◆ **Given exercise**
Restate all the material verbatim, except for the pictures.

— Start of Stored data —

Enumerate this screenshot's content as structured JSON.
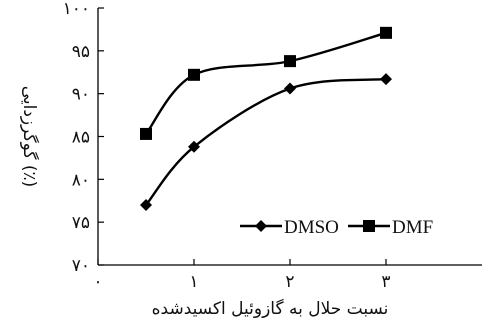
{
  "chart_data": {
    "type": "line",
    "xlabel": "نسبت حلال به گازوئیل اکسیدشده",
    "ylabel": "گوگرزدایی (٪)",
    "xlim": [
      0,
      4
    ],
    "ylim": [
      70,
      100
    ],
    "x_ticks": [
      {
        "value": 0,
        "label": "۰"
      },
      {
        "value": 1,
        "label": "۱"
      },
      {
        "value": 2,
        "label": "۲"
      },
      {
        "value": 3,
        "label": "۳"
      }
    ],
    "y_ticks": [
      {
        "value": 70,
        "label": "۷۰"
      },
      {
        "value": 75,
        "label": "۷۵"
      },
      {
        "value": 80,
        "label": "۸۰"
      },
      {
        "value": 85,
        "label": "۸۵"
      },
      {
        "value": 90,
        "label": "۹۰"
      },
      {
        "value": 95,
        "label": "۹۵"
      },
      {
        "value": 100,
        "label": "۱۰۰"
      }
    ],
    "grid": false,
    "legend_position": "bottom-right",
    "series": [
      {
        "name": "DMSO",
        "marker": "diamond",
        "color": "#000000",
        "x": [
          0.5,
          1,
          2,
          3
        ],
        "y": [
          77,
          83.8,
          90.6,
          91.7
        ]
      },
      {
        "name": "DMF",
        "marker": "square",
        "color": "#000000",
        "x": [
          0.5,
          1,
          2,
          3
        ],
        "y": [
          85.3,
          92.2,
          93.8,
          97.1
        ]
      }
    ]
  }
}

— End of Stored data —

◆ **Result below**
Enumerate this screenshot's content as structured JSON.
{
  "chart_data": {
    "type": "line",
    "xlabel": "نسبت حلال به گازوئیل اکسیدشده",
    "ylabel": "گوگرزدایی (٪)",
    "xlim": [
      0,
      4
    ],
    "ylim": [
      70,
      100
    ],
    "x_ticks": [
      {
        "value": 0,
        "label": "۰"
      },
      {
        "value": 1,
        "label": "۱"
      },
      {
        "value": 2,
        "label": "۲"
      },
      {
        "value": 3,
        "label": "۳"
      }
    ],
    "y_ticks": [
      {
        "value": 70,
        "label": "۷۰"
      },
      {
        "value": 75,
        "label": "۷۵"
      },
      {
        "value": 80,
        "label": "۸۰"
      },
      {
        "value": 85,
        "label": "۸۵"
      },
      {
        "value": 90,
        "label": "۹۰"
      },
      {
        "value": 95,
        "label": "۹۵"
      },
      {
        "value": 100,
        "label": "۱۰۰"
      }
    ],
    "grid": false,
    "legend_position": "bottom-right",
    "series": [
      {
        "name": "DMSO",
        "marker": "diamond",
        "color": "#000000",
        "x": [
          0.5,
          1,
          2,
          3
        ],
        "y": [
          77,
          83.8,
          90.6,
          91.7
        ]
      },
      {
        "name": "DMF",
        "marker": "square",
        "color": "#000000",
        "x": [
          0.5,
          1,
          2,
          3
        ],
        "y": [
          85.3,
          92.2,
          93.8,
          97.1
        ]
      }
    ]
  }
}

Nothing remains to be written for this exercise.